Task description:
Gather all lines in the entries below that include the word "this".

Stored items from a collection:
# # #
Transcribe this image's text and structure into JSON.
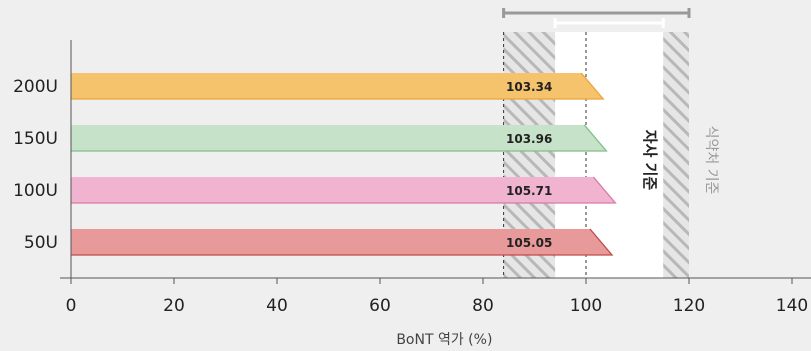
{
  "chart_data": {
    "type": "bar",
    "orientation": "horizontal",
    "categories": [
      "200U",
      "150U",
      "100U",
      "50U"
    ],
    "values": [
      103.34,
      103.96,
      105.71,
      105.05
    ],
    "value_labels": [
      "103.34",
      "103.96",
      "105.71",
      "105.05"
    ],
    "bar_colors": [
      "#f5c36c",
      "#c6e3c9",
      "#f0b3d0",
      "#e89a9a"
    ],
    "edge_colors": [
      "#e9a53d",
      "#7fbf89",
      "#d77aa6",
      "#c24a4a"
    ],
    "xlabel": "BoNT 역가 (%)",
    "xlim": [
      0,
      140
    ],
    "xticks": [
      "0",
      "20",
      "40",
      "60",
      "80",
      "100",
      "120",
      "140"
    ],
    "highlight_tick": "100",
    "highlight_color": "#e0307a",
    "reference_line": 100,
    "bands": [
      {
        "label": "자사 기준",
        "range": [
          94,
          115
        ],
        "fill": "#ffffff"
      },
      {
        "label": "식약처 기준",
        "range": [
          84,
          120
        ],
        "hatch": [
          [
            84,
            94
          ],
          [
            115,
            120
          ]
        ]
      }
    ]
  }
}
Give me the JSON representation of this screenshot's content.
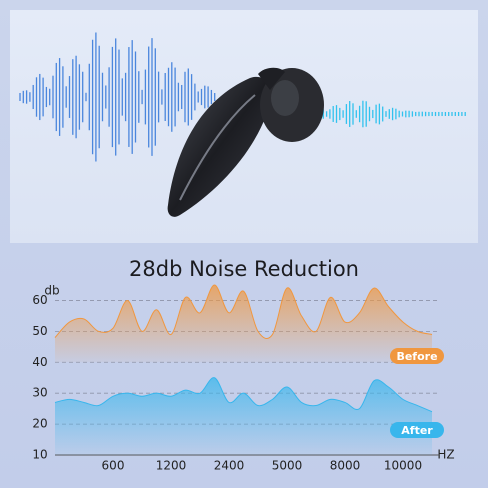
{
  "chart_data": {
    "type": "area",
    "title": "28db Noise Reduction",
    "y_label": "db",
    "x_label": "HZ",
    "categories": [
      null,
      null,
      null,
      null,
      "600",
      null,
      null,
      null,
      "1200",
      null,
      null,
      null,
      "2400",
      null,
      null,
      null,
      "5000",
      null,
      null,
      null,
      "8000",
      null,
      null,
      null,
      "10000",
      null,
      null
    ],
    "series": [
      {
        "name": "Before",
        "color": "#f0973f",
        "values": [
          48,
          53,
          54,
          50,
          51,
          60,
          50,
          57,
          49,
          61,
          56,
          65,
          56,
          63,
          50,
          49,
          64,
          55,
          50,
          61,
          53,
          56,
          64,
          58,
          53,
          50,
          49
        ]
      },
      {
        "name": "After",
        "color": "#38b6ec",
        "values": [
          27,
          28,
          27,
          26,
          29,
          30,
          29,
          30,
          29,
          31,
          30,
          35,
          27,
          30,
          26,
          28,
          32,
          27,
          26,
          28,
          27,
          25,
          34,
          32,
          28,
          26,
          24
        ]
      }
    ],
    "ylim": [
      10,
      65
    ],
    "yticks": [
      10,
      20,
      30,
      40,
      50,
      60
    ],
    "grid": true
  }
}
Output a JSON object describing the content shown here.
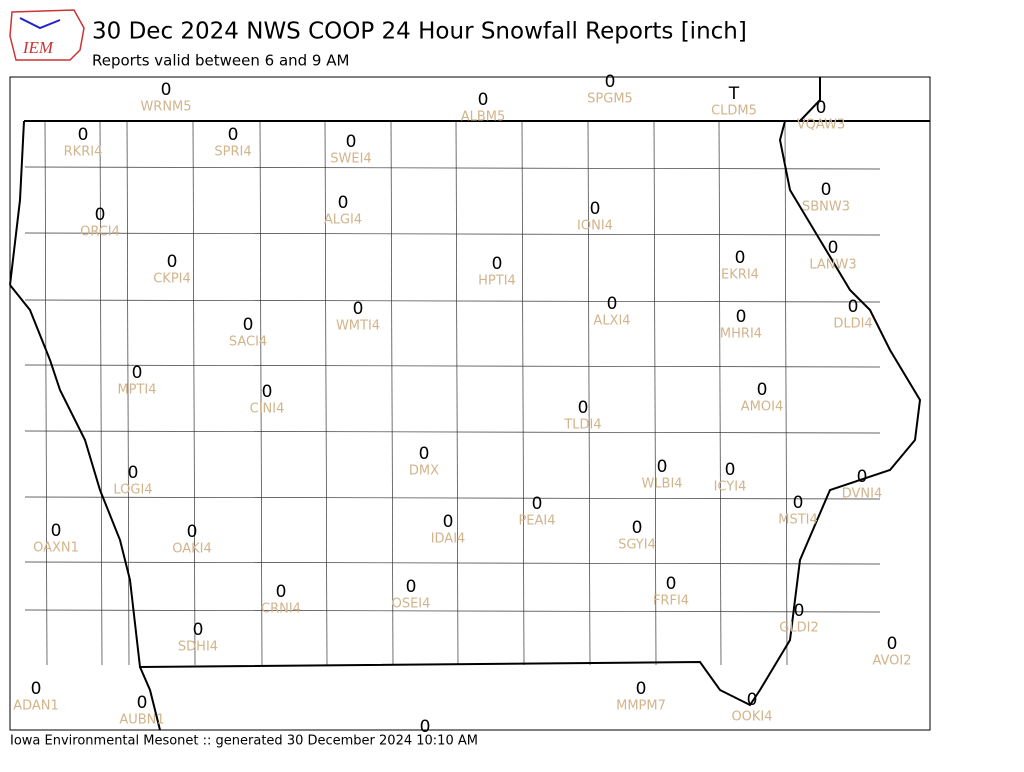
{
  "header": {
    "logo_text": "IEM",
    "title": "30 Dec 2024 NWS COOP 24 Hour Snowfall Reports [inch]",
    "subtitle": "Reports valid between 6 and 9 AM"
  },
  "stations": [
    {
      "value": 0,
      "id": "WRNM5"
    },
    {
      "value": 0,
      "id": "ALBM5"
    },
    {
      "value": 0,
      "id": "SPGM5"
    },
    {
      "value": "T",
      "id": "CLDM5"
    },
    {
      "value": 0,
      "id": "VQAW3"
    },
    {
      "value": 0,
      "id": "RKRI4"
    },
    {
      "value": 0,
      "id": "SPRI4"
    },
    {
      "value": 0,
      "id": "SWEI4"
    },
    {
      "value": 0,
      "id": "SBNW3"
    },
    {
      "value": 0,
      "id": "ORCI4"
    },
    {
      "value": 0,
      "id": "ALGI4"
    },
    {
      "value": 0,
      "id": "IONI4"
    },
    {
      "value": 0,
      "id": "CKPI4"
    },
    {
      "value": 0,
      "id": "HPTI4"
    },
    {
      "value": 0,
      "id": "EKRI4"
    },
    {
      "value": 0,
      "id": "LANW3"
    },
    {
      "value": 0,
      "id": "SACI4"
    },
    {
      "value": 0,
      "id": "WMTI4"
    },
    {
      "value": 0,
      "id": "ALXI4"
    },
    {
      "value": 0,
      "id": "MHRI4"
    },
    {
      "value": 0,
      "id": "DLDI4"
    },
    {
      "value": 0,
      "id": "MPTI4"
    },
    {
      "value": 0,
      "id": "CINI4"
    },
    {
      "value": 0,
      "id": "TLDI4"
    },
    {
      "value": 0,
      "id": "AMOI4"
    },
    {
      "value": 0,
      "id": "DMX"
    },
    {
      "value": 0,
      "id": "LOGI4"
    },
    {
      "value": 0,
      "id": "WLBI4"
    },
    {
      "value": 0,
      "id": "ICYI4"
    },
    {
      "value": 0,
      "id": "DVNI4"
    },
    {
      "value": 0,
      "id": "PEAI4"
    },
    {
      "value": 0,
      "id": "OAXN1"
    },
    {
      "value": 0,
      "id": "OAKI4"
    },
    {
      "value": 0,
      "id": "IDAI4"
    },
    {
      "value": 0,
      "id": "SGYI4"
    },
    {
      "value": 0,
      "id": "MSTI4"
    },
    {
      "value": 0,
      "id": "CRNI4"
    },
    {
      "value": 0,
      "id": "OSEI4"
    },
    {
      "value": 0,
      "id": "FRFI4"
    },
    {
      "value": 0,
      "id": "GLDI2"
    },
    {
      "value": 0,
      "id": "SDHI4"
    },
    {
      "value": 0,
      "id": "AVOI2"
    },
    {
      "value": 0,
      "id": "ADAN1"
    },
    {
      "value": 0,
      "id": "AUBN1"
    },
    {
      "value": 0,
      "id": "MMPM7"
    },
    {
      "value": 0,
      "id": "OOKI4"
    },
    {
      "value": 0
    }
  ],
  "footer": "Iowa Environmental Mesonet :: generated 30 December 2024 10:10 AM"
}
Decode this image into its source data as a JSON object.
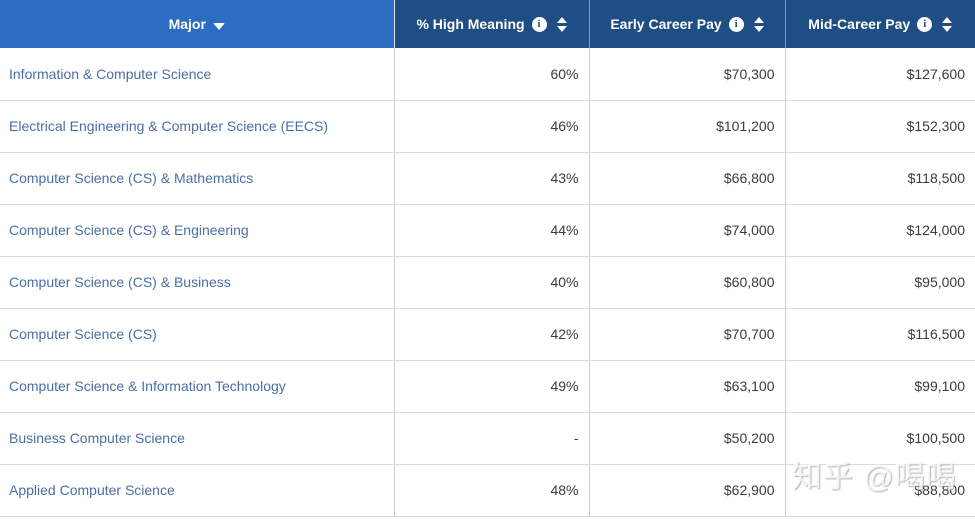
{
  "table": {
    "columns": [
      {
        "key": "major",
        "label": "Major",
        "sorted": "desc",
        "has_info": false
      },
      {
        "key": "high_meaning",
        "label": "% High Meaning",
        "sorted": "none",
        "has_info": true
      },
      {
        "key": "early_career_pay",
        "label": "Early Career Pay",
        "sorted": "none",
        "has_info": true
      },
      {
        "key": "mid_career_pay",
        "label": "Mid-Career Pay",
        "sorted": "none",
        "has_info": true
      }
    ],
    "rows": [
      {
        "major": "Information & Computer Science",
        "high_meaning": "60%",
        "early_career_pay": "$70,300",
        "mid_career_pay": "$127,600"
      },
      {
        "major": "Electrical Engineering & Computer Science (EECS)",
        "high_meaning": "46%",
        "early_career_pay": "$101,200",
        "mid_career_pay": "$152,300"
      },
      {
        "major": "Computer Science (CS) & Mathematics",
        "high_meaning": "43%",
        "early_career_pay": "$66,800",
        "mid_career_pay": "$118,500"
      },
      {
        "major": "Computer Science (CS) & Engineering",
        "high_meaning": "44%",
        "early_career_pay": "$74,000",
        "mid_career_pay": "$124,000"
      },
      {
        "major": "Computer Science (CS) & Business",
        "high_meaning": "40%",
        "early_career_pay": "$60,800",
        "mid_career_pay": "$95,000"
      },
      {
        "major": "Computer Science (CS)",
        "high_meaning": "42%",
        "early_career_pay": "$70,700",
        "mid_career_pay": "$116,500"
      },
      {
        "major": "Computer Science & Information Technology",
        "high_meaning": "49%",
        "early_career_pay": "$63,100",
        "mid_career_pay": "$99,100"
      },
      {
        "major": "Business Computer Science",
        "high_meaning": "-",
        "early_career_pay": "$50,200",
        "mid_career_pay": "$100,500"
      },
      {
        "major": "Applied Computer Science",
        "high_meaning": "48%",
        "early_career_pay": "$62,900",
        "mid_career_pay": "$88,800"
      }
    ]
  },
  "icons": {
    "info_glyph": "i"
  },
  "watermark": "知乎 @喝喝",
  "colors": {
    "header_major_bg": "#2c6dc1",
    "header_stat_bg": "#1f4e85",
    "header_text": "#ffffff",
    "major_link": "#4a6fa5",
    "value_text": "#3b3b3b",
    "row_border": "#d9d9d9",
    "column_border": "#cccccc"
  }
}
# # #
Full answer:
Transcribe this image's text and structure into JSON.
Give me the JSON representation of this screenshot's content.
Decode this image into its source data as a JSON object.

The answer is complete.